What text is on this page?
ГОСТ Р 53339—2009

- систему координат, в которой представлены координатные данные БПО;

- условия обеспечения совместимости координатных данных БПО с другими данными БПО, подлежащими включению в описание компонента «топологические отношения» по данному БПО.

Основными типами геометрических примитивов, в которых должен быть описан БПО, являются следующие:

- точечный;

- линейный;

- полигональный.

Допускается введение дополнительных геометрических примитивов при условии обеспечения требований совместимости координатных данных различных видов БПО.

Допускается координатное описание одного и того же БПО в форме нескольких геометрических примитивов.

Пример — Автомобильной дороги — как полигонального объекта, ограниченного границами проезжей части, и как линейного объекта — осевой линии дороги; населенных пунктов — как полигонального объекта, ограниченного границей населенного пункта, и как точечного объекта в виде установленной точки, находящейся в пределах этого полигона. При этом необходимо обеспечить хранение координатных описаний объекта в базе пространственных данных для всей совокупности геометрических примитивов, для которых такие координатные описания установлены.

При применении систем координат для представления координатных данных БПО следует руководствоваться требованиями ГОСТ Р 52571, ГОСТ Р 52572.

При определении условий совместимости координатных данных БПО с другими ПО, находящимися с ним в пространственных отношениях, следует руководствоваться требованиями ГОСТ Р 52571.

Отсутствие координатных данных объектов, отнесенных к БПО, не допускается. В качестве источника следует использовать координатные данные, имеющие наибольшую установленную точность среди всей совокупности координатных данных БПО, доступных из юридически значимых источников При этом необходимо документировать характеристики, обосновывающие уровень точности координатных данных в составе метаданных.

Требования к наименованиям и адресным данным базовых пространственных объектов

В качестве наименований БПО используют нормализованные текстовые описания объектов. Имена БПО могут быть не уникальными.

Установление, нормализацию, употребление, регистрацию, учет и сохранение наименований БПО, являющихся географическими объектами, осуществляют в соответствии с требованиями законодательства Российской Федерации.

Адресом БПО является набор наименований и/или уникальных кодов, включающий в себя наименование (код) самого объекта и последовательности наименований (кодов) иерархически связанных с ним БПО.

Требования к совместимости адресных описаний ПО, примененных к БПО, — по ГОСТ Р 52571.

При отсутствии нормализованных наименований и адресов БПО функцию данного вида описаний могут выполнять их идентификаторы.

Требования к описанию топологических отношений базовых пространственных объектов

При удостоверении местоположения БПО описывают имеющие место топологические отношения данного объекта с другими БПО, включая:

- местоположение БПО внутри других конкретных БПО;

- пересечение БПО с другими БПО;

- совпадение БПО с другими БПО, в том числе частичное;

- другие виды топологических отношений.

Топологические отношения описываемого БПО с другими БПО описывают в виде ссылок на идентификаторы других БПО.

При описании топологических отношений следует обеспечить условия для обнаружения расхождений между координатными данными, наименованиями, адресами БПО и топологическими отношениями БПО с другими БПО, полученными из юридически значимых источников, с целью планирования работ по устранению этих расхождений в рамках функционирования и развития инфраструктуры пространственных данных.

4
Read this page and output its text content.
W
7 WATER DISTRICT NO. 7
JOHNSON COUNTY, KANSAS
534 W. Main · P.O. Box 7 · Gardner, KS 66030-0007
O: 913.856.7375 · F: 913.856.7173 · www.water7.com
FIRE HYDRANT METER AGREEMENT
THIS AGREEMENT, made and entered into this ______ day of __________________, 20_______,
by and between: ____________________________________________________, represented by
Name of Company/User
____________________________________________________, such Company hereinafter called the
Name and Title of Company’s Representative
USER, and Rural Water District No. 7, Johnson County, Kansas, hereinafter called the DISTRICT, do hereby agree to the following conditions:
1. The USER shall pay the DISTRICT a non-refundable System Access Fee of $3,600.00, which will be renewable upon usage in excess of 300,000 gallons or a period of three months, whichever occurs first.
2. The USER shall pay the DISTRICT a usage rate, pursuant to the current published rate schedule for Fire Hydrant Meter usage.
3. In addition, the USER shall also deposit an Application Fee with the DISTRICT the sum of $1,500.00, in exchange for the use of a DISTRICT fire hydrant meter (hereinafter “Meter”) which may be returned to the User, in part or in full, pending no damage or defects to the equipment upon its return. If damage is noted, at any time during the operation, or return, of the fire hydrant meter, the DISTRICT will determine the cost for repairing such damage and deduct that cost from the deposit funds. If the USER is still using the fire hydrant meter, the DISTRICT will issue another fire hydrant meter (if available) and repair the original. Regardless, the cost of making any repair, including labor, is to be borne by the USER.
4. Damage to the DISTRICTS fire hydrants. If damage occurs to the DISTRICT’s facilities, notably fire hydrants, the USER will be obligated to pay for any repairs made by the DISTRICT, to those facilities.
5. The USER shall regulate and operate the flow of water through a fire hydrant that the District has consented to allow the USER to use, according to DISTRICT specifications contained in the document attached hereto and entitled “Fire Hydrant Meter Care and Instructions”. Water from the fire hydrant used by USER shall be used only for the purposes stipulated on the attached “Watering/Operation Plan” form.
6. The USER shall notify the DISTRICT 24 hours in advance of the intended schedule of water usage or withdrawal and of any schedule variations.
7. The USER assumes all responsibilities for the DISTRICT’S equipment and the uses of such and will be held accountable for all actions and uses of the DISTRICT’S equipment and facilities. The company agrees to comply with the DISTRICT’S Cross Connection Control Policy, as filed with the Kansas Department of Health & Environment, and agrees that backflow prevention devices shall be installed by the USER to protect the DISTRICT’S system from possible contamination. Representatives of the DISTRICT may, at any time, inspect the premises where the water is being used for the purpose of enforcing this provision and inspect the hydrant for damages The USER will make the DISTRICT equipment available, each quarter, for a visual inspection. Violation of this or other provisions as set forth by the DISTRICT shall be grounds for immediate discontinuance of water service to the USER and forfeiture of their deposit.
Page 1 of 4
◆ ◆ ◆ ◆ ◆ ◆ ◆
- [Given instruction]
Extract the complete set of records unchanged.

- [Written reply]
What text is on this page?
ГОСТ Р 53339—2009

- систему координат, в которой представлены координатные данные БПО;

- условия обеспечения совместимости координатных данных БПО с другими данными БПО, подлежащими включению в описание компонента «топологические отношения» по данному БПО.

Основными типами геометрических примитивов, в которых должен быть описан БПО, являются следующие:

- точечный;

- линейный;

- полигональный.

Допускается введение дополнительных геометрических примитивов при условии обеспечения требований совместимости координатных данных различных видов БПО.

Допускается координатное описание одного и того же БПО в форме нескольких геометрических примитивов.

Пример — Автомобильной дороги — как полигонального объекта, ограниченного границами проезжей части, и как линейного объекта — осевой линии дороги; населенных пунктов — как полигонального объекта, ограниченного границей населенного пункта, и как точечного объекта в виде установленной точки, находящейся в пределах этого полигона. При этом необходимо обеспечить хранение координатных описаний объекта в базе пространственных данных для всей совокупности геометрических примитивов, для которых такие координатные описания установлены.

При применении систем координат для представления координатных данных БПО следует руководствоваться требованиями ГОСТ Р 52571, ГОСТ Р 52572.

При определении условий совместимости координатных данных БПО с другими ПО, находящимися с ним в пространственных отношениях, следует руководствоваться требованиями ГОСТ Р 52571.

Отсутствие координатных данных объектов, отнесенных к БПО, не допускается. В качестве источника следует использовать координатные данные, имеющие наибольшую установленную точность среди всей совокупности координатных данных БПО, доступных из юридически значимых источников При этом необходимо документировать характеристики, обосновывающие уровень точности координатных данных в составе метаданных.

Требования к наименованиям и адресным данным базовых пространственных объектов

В качестве наименований БПО используют нормализованные текстовые описания объектов. Имена БПО могут быть не уникальными.

Установление, нормализацию, употребление, регистрацию, учет и сохранение наименований БПО, являющихся географическими объектами, осуществляют в соответствии с требованиями законодательства Российской Федерации.

Адресом БПО является набор наименований и/или уникальных кодов, включающий в себя наименование (код) самого объекта и последовательности наименований (кодов) иерархически связанных с ним БПО.

Требования к совместимости адресных описаний ПО, примененных к БПО, — по ГОСТ Р 52571.

При отсутствии нормализованных наименований и адресов БПО функцию данного вида описаний могут выполнять их идентификаторы.

Требования к описанию топологических отношений базовых пространственных объектов

При удостоверении местоположения БПО описывают имеющие место топологические отношения данного объекта с другими БПО, включая:

- местоположение БПО внутри других конкретных БПО;

- пересечение БПО с другими БПО;

- совпадение БПО с другими БПО, в том числе частичное;

- другие виды топологических отношений.

Топологические отношения описываемого БПО с другими БПО описывают в виде ссылок на идентификаторы других БПО.

При описании топологических отношений следует обеспечить условия для обнаружения расхождений между координатными данными, наименованиями, адресами БПО и топологическими отношениями БПО с другими БПО, полученными из юридически значимых источников, с целью планирования работ по устранению этих расхождений в рамках функционирования и развития инфраструктуры пространственных данных.

4
Read this page and output its text content.
W
7 WATER DISTRICT NO. 7
JOHNSON COUNTY, KANSAS
534 W. Main · P.O. Box 7 · Gardner, KS 66030-0007
O: 913.856.7375 · F: 913.856.7173 · www.water7.com
FIRE HYDRANT METER AGREEMENT
THIS AGREEMENT, made and entered into this ______ day of __________________, 20_______,
by and between: ____________________________________________________, represented by
Name of Company/User
____________________________________________________, such Company hereinafter called the
Name and Title of Company’s Representative
USER, and Rural Water District No. 7, Johnson County, Kansas, hereinafter called the DISTRICT, do hereby agree to the following conditions:
1. The USER shall pay the DISTRICT a non-refundable System Access Fee of $3,600.00, which will be renewable upon usage in excess of 300,000 gallons or a period of three months, whichever occurs first.
2. The USER shall pay the DISTRICT a usage rate, pursuant to the current published rate schedule for Fire Hydrant Meter usage.
3. In addition, the USER shall also deposit an Application Fee with the DISTRICT the sum of $1,500.00, in exchange for the use of a DISTRICT fire hydrant meter (hereinafter “Meter”) which may be returned to the User, in part or in full, pending no damage or defects to the equipment upon its return. If damage is noted, at any time during the operation, or return, of the fire hydrant meter, the DISTRICT will determine the cost for repairing such damage and deduct that cost from the deposit funds. If the USER is still using the fire hydrant meter, the DISTRICT will issue another fire hydrant meter (if available) and repair the original. Regardless, the cost of making any repair, including labor, is to be borne by the USER.
4. Damage to the DISTRICTS fire hydrants. If damage occurs to the DISTRICT’s facilities, notably fire hydrants, the USER will be obligated to pay for any repairs made by the DISTRICT, to those facilities.
5. The USER shall regulate and operate the flow of water through a fire hydrant that the District has consented to allow the USER to use, according to DISTRICT specifications contained in the document attached hereto and entitled “Fire Hydrant Meter Care and Instructions”. Water from the fire hydrant used by USER shall be used only for the purposes stipulated on the attached “Watering/Operation Plan” form.
6. The USER shall notify the DISTRICT 24 hours in advance of the intended schedule of water usage or withdrawal and of any schedule variations.
7. The USER assumes all responsibilities for the DISTRICT’S equipment and the uses of such and will be held accountable for all actions and uses of the DISTRICT’S equipment and facilities. The company agrees to comply with the DISTRICT’S Cross Connection Control Policy, as filed with the Kansas Department of Health & Environment, and agrees that backflow prevention devices shall be installed by the USER to protect the DISTRICT’S system from possible contamination. Representatives of the DISTRICT may, at any time, inspect the premises where the water is being used for the purpose of enforcing this provision and inspect the hydrant for damages The USER will make the DISTRICT equipment available, each quarter, for a visual inspection. Violation of this or other provisions as set forth by the DISTRICT shall be grounds for immediate discontinuance of water service to the USER and forfeiture of their deposit.
Page 1 of 4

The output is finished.